[Collected data entries]
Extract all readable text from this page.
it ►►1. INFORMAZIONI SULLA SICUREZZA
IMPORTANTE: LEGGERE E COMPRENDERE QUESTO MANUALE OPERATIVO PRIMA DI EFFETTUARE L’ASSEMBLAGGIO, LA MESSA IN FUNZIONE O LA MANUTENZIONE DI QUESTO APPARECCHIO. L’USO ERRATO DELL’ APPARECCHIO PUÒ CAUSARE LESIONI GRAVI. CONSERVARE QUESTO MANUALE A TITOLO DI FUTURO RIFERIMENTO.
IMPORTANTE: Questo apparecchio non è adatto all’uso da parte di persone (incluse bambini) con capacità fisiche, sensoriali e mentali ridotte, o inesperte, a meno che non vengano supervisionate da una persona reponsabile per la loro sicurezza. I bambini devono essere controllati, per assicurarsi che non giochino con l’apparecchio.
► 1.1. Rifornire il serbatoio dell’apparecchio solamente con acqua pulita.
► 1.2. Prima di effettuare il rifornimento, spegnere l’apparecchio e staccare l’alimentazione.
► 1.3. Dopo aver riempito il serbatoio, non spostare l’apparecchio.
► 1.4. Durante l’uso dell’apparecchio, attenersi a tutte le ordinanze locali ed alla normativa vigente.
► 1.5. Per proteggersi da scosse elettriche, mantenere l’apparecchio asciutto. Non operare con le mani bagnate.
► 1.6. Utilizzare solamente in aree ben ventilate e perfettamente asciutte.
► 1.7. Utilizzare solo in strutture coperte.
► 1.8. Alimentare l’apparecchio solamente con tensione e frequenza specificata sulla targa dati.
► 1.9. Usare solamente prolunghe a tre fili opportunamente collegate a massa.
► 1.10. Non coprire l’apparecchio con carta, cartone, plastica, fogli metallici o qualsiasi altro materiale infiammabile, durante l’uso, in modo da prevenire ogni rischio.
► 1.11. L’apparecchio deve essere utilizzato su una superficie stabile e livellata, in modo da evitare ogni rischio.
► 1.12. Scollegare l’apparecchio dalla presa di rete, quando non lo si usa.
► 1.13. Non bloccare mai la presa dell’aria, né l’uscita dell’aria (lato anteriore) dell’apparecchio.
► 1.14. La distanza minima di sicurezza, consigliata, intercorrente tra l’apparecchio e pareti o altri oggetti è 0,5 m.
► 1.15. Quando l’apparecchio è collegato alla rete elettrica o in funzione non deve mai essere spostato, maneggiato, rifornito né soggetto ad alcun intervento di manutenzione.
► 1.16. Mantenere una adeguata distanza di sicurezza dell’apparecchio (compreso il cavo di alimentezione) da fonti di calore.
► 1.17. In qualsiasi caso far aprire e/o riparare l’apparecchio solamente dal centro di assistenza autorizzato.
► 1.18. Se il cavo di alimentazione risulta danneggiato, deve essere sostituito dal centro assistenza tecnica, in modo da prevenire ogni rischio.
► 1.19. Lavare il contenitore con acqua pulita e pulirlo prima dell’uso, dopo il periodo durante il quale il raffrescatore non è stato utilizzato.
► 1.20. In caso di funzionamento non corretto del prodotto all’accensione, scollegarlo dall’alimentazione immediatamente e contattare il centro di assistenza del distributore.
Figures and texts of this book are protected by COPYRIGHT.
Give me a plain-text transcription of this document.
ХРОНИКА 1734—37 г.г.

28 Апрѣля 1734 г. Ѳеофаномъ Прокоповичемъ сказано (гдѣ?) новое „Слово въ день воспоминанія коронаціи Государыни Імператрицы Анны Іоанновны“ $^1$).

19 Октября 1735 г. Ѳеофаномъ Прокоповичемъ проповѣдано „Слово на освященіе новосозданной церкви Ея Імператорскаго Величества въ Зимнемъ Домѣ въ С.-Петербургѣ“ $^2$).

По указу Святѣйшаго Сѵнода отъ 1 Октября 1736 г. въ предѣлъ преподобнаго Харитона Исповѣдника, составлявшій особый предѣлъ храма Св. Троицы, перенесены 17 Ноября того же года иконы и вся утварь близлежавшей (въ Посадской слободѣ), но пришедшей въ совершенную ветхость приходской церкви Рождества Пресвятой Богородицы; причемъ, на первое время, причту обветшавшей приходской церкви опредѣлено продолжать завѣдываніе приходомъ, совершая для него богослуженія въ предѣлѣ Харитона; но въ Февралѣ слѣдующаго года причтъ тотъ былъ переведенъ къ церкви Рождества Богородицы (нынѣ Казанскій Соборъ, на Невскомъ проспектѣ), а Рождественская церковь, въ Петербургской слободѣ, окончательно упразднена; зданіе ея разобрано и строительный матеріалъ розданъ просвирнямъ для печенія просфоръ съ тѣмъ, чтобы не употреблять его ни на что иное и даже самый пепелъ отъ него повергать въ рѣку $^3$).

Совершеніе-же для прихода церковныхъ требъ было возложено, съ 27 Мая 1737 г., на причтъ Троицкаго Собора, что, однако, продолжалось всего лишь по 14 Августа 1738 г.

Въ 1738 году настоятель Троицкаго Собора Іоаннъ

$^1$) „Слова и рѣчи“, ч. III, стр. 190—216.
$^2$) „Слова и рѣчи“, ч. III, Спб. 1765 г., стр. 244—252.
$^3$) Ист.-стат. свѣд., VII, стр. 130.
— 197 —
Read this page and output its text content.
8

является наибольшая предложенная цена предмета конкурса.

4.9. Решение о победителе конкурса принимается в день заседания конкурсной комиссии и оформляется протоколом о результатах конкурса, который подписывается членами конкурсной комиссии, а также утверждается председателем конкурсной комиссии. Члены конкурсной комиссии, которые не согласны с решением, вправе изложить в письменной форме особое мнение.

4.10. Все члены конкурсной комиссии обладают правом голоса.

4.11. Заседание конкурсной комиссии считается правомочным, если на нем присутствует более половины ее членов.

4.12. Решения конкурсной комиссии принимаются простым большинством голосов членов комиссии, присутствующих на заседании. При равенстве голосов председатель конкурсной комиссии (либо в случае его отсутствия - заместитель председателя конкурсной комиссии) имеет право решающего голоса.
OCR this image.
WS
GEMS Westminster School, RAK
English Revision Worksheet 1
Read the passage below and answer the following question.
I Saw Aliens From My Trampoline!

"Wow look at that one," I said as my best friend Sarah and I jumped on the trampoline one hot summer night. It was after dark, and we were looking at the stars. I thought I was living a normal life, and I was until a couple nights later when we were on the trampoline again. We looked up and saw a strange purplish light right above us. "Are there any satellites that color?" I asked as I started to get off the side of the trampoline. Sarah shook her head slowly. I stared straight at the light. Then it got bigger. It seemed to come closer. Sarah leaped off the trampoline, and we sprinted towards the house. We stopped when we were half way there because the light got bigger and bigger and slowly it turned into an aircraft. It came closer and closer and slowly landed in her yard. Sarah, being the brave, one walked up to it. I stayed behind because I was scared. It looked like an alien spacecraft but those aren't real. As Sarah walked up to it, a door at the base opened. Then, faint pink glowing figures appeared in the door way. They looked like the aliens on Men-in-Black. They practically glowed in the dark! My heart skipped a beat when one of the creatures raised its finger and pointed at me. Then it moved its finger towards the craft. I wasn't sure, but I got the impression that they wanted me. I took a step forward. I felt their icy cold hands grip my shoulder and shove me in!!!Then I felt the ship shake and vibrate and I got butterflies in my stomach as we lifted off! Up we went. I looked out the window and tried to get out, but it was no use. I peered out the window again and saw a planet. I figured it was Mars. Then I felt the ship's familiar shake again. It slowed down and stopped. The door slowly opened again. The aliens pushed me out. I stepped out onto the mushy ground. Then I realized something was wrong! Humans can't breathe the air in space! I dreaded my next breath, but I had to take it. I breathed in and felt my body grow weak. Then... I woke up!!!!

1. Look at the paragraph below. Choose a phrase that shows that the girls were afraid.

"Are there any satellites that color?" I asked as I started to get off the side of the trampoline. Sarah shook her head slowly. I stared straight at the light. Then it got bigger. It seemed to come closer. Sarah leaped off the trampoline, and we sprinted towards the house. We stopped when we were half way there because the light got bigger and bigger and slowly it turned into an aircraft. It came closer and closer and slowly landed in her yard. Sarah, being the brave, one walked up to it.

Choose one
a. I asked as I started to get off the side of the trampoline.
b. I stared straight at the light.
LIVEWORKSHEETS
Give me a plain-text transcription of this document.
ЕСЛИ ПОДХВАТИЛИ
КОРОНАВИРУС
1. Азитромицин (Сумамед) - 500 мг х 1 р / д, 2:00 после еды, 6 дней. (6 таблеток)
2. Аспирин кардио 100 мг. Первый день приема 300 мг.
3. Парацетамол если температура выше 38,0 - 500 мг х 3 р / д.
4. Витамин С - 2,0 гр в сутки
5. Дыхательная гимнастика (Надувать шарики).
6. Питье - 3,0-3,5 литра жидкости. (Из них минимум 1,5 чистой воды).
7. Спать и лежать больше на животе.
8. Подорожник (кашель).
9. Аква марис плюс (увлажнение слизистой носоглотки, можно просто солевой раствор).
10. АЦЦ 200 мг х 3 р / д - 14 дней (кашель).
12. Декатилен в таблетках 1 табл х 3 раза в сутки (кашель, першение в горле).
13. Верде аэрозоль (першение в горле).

Requirements:
In the listing above, how many lines hold the word "рѣчи"? Give the number and nothing more.

Correct output:
2